» CHALLENGE: Scan the listing that follows and report how many lines contain "创建服务器". Write the number alone.

» TASK INPUTS:
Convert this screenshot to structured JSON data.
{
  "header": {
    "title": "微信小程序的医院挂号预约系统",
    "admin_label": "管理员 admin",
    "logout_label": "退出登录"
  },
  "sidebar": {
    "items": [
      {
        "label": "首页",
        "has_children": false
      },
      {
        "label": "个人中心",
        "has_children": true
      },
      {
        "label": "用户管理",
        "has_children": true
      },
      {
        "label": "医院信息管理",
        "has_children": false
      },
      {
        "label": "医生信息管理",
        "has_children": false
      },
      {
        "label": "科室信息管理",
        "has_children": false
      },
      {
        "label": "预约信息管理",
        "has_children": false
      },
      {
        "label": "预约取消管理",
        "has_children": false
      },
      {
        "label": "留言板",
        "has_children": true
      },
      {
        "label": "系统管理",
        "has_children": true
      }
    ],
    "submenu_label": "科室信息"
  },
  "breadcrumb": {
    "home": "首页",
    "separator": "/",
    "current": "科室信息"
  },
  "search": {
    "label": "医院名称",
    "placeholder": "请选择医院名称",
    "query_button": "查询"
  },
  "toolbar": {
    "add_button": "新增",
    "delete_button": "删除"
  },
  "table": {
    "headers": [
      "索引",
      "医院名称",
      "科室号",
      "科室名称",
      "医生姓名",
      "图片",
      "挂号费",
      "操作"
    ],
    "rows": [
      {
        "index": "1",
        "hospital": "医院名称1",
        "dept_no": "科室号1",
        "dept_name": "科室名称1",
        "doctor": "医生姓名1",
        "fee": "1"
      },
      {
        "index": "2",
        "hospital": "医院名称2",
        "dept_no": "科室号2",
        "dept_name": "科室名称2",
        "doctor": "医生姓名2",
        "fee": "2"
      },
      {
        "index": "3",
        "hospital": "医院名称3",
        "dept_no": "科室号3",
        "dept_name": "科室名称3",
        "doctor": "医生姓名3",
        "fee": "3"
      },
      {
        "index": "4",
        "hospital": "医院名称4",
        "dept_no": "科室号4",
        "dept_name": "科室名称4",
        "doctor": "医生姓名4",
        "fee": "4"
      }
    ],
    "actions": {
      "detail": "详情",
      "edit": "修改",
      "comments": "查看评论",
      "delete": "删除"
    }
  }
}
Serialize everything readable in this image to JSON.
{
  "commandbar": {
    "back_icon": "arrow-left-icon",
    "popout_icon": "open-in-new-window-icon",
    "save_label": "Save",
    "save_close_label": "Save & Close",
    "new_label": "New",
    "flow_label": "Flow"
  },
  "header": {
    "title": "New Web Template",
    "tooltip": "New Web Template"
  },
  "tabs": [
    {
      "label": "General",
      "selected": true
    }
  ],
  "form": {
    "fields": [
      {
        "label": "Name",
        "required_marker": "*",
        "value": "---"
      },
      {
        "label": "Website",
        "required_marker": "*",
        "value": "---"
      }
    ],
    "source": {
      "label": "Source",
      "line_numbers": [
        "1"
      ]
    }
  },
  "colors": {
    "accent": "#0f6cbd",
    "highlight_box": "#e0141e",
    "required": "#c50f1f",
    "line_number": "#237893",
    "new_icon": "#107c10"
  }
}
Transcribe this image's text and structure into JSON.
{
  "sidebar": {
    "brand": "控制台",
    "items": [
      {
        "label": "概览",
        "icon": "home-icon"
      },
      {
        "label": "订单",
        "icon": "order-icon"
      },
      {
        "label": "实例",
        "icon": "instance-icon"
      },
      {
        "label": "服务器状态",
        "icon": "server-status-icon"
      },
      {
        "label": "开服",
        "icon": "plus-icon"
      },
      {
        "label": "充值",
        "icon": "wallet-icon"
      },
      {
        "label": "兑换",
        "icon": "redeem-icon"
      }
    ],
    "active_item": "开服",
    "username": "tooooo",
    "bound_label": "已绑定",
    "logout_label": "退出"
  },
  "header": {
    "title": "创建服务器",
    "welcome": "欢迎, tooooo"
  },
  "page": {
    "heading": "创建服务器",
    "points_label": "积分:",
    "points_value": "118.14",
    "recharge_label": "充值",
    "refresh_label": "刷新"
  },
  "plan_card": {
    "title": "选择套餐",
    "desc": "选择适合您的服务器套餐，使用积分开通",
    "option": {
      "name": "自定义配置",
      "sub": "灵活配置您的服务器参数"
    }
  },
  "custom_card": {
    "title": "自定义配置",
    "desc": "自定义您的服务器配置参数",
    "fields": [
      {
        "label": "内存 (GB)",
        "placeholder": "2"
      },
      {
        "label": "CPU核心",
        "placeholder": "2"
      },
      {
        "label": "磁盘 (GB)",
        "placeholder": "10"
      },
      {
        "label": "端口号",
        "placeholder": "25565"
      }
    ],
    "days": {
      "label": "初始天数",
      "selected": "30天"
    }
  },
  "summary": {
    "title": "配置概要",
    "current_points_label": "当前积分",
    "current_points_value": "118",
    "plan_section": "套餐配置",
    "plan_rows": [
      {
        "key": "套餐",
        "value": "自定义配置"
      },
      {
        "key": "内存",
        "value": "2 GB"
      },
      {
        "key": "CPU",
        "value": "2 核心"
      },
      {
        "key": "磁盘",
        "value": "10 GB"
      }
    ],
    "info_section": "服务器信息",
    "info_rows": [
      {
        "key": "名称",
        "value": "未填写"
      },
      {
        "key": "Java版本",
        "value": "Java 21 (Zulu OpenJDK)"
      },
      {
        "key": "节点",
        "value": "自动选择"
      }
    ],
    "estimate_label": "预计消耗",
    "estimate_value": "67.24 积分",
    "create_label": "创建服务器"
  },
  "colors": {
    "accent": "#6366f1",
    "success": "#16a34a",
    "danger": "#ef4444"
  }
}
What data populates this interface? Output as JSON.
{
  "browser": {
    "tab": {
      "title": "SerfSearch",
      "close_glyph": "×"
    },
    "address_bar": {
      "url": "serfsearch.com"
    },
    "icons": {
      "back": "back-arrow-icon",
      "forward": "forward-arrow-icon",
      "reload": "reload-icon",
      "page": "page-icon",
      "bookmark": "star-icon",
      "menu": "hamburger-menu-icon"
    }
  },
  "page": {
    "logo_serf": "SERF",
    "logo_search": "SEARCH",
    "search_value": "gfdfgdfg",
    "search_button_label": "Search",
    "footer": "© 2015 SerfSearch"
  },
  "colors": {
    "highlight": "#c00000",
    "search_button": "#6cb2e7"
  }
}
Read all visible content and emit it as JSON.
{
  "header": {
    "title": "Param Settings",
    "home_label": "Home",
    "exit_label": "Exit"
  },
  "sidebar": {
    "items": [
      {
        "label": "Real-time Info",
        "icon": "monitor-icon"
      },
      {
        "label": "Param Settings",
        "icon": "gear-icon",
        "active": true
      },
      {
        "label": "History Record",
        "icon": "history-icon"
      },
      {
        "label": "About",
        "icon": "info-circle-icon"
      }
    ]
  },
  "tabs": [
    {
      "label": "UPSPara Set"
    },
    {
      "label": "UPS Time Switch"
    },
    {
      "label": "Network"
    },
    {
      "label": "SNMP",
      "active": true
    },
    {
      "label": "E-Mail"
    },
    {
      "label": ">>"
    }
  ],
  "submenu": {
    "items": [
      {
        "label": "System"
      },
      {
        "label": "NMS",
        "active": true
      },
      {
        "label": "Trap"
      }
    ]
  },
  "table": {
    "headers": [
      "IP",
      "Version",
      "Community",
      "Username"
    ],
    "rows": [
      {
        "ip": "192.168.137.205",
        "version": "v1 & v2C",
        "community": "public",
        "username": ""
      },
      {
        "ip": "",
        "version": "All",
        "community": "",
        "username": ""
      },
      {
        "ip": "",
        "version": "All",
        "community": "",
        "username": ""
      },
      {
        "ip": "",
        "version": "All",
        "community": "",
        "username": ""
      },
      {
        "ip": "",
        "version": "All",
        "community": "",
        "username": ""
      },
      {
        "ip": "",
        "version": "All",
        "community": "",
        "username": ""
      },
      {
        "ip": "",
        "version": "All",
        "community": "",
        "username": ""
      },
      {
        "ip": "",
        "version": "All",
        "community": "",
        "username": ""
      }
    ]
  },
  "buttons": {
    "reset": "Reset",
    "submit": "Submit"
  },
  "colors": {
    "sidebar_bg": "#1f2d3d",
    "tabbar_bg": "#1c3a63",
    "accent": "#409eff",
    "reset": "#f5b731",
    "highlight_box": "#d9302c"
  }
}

» ANSWER TO THE EXERCISE: 3